== QUOTED TEXT ==
|
[Date Prev][Date Next][Thread Prev][Thread Next][Date Index][Thread Index] Re: [PATCH v2 1/3] vpci: allow queueing of mapping operations
On Fri, Aug 01, 2025 at 05:06:32PM -0400, Stewart Hildebrand wrote:
> On 7/25/25 03:58, Roger Pau Monné wrote:
> > On Thu, Jul 24, 2025 at 06:44:32PM +0200, Roger Pau Monné wrote:
> >> On Wed, Jul 23, 2025 at 12:37:41PM -0400, Stewart Hildebrand wrote:
> >>> @@ -283,7 +297,48 @@ static int __init apply_map(struct domain *d, const
> >>> struct pci_dev *pdev,
> >>> return rc;
> >>> }
> >>>
> >>> -static void defer_map(const struct pci_dev *pdev, uint16_t cmd, bool
> >>> rom_only)
> >>> +static struct vpci_map_task *alloc_map_task(const struct pci_dev *pdev,
> >>> + uint16_t cmd, bool rom_only)
> >>> +{
> >>> + struct vpci_map_task *task = xzalloc(struct vpci_map_task);
> >>
> >> xvzalloc() preferably.
> >>
> >> This however introduces run-time allocations as a result of guest
> >> actions, which is not ideal IMO. It would be preferable to do those
> >> allocations as part of the header initialization, and re-use them.
> >
> > I've been thinking over this, as I've realized that while commenting
> > on it, I didn't provide any alternatives.
> >
> > The usage of rangesets to figure out the regions to map is already not
> > optimal, as adding/removing from a rangeset can lead to memory
> > allocations. It would be good if we could create rangesets with a
> > pre-allocated number of ranges (iow: a pool of struct ranges), but
> > that's for another patchset. I think Jan already commented on this
> > aspect long time ago.
>
> +1
>
> > I'm considering whether to allocate the deferred mapping structures
> > per-vCPU instead of per-device. That would for example mean moving
> > the current vpci_bar->mem rangeset so it's allocated in vpci_vcpu
> > struct instead. The point would be to not have the rangesets per
> > device (because there can be a lot of devices, specially for the
> > hardware domain), but instead have those per-vCPU. This should work
> > because a vCPU can only queue a single vPCI operation, from a single
> > device.
===
GIVEN REQUEST 1
Name every function that the patch discussion mentions.
== GIVEN DATA ==
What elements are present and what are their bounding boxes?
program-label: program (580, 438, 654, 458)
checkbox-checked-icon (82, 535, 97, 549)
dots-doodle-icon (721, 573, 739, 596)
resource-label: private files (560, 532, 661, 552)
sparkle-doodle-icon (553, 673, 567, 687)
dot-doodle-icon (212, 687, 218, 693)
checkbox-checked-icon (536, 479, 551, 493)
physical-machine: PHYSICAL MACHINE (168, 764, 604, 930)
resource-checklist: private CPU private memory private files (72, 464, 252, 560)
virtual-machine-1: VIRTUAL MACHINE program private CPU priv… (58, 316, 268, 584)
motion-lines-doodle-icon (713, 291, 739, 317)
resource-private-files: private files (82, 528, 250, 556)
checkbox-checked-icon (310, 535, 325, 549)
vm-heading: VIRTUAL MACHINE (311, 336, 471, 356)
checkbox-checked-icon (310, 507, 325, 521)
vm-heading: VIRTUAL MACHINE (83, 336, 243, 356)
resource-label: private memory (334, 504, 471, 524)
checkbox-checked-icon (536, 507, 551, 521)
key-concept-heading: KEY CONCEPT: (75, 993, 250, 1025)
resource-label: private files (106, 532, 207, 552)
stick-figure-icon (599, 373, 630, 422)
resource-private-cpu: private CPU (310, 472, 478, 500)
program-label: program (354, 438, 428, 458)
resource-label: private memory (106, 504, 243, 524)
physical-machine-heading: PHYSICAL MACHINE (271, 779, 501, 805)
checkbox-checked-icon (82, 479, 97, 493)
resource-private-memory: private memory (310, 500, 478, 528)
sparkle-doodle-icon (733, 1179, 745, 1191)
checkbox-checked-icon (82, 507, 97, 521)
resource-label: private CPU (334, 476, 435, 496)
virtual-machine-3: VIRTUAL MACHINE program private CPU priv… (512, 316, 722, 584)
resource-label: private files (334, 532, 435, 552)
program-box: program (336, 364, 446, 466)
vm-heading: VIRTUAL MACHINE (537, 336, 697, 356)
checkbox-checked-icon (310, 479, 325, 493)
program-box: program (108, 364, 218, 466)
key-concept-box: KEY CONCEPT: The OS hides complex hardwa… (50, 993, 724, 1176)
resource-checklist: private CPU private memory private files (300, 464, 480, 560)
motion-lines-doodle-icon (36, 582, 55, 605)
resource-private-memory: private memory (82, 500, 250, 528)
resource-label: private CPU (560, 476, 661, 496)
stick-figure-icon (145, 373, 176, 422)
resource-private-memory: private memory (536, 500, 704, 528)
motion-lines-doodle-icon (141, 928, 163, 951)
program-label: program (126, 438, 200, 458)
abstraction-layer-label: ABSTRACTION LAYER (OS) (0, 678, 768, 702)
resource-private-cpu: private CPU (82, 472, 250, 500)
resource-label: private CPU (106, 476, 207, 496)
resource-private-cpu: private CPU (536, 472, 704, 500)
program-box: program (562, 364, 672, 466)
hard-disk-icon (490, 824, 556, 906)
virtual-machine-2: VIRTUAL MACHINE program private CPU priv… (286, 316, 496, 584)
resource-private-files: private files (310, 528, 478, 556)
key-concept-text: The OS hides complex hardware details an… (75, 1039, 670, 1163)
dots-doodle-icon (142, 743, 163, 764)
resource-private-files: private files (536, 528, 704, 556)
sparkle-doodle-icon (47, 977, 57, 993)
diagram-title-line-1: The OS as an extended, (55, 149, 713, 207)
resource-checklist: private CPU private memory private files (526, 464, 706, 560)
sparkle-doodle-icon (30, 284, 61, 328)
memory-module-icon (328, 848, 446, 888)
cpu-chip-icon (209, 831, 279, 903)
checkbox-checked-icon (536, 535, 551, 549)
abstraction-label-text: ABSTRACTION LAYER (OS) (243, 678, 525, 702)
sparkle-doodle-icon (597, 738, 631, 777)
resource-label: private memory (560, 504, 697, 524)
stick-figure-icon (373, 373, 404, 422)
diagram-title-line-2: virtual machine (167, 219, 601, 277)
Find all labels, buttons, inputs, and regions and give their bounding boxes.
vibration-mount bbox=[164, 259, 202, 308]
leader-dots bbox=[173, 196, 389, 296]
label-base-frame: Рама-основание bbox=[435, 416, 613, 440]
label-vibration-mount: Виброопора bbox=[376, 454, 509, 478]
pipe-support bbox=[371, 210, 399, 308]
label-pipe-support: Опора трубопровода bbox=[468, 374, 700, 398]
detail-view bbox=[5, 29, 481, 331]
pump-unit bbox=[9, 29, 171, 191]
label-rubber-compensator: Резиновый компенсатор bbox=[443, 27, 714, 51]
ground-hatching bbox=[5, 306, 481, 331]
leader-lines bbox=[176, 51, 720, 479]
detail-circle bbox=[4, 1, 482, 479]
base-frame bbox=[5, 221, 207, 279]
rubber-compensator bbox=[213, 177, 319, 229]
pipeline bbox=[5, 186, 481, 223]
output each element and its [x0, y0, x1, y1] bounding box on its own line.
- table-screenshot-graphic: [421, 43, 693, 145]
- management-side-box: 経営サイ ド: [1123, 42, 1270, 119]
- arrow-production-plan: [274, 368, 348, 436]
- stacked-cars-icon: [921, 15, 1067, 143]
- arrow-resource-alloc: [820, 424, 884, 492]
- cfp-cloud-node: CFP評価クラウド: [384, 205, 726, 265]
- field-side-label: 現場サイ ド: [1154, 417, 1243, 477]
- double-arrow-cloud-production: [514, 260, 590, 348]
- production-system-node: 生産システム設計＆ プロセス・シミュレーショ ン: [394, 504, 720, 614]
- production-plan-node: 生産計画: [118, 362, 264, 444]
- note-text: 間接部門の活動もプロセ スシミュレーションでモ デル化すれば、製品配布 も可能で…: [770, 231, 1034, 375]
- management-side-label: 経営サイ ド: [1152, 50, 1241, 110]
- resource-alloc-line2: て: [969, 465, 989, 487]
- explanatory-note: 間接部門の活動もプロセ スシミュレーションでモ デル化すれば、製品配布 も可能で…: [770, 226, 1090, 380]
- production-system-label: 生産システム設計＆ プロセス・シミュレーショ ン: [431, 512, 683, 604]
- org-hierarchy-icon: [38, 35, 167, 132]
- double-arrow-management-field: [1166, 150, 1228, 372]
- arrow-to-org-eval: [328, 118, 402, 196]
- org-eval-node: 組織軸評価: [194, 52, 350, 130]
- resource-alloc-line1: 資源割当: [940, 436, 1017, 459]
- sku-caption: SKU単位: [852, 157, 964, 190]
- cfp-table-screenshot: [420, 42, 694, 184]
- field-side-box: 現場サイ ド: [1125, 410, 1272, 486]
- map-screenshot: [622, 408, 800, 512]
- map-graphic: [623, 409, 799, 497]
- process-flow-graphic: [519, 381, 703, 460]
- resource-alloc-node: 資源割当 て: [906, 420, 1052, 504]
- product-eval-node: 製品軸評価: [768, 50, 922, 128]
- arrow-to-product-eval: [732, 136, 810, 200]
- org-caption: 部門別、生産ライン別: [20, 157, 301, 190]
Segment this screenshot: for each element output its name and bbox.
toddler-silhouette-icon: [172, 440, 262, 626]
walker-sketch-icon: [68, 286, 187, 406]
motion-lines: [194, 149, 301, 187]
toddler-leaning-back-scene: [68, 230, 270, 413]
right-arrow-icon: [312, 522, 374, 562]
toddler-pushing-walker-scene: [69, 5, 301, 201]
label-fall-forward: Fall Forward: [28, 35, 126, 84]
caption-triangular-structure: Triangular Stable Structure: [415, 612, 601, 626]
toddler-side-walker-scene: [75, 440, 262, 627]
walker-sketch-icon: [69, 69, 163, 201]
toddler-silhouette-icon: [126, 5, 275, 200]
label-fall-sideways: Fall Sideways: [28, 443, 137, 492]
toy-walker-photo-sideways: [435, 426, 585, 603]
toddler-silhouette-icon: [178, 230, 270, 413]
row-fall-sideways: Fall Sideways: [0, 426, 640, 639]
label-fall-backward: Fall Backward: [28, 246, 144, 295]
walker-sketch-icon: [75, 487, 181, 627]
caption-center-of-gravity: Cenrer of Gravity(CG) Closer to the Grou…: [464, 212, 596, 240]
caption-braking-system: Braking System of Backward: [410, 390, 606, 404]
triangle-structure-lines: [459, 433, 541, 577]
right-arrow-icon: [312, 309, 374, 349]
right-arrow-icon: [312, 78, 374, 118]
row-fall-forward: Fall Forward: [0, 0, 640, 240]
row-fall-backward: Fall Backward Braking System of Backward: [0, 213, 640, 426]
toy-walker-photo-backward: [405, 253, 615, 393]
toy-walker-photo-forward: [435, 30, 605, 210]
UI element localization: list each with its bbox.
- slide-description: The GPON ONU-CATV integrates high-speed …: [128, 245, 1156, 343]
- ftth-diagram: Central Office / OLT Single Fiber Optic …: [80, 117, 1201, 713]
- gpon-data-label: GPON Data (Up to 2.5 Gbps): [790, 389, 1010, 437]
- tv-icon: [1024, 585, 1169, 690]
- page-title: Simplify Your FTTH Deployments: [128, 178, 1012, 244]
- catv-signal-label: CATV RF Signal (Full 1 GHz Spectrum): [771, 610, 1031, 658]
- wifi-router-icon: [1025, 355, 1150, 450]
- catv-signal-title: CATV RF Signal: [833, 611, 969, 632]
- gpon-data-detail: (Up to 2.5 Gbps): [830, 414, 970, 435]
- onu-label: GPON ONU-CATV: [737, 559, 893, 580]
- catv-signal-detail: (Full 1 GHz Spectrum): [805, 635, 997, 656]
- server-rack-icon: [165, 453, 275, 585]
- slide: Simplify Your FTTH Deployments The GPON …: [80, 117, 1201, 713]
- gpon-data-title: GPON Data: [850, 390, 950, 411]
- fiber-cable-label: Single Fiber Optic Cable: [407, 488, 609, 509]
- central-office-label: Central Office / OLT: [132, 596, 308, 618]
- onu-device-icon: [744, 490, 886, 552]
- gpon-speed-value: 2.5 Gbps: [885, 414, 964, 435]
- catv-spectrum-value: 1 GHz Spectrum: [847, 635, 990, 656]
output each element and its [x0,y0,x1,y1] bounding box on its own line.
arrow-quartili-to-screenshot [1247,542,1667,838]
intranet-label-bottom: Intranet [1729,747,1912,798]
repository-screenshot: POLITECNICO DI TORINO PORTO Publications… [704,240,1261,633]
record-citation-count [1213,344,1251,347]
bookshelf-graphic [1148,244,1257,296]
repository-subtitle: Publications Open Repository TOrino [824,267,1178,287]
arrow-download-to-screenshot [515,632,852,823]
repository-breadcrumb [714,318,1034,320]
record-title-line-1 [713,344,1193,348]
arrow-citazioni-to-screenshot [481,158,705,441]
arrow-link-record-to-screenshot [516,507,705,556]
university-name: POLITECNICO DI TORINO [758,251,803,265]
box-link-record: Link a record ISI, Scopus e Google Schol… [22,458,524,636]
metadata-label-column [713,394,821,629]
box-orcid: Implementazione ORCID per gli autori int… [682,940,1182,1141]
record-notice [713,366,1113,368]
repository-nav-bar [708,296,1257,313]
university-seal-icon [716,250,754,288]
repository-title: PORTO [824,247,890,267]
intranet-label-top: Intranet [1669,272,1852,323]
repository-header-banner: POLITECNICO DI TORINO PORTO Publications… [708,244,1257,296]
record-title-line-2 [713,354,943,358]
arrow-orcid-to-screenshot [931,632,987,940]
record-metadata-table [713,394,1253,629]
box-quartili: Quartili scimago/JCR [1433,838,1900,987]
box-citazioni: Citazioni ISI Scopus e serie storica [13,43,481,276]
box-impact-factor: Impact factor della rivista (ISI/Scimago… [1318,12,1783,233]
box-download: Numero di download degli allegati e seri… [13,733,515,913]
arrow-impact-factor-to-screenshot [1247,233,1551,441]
===
GIVEN REQUEST 2
Reproduce the records from their first line through the line containing "checkbox-checked-icon (310, 507, 325, 521)", including both of those lines.

COMPLETE OUTPUT 1
apply_map, defer_map, alloc_map_task, xzalloc, xvzalloc

COMPLETE OUTPUT 2
What elements are present and what are their bounding boxes?
program-label: program (580, 438, 654, 458)
checkbox-checked-icon (82, 535, 97, 549)
dots-doodle-icon (721, 573, 739, 596)
resource-label: private files (560, 532, 661, 552)
sparkle-doodle-icon (553, 673, 567, 687)
dot-doodle-icon (212, 687, 218, 693)
checkbox-checked-icon (536, 479, 551, 493)
physical-machine: PHYSICAL MACHINE (168, 764, 604, 930)
resource-checklist: private CPU private memory private files (72, 464, 252, 560)
virtual-machine-1: VIRTUAL MACHINE program private CPU priv… (58, 316, 268, 584)
motion-lines-doodle-icon (713, 291, 739, 317)
resource-private-files: private files (82, 528, 250, 556)
checkbox-checked-icon (310, 535, 325, 549)
vm-heading: VIRTUAL MACHINE (311, 336, 471, 356)
checkbox-checked-icon (310, 507, 325, 521)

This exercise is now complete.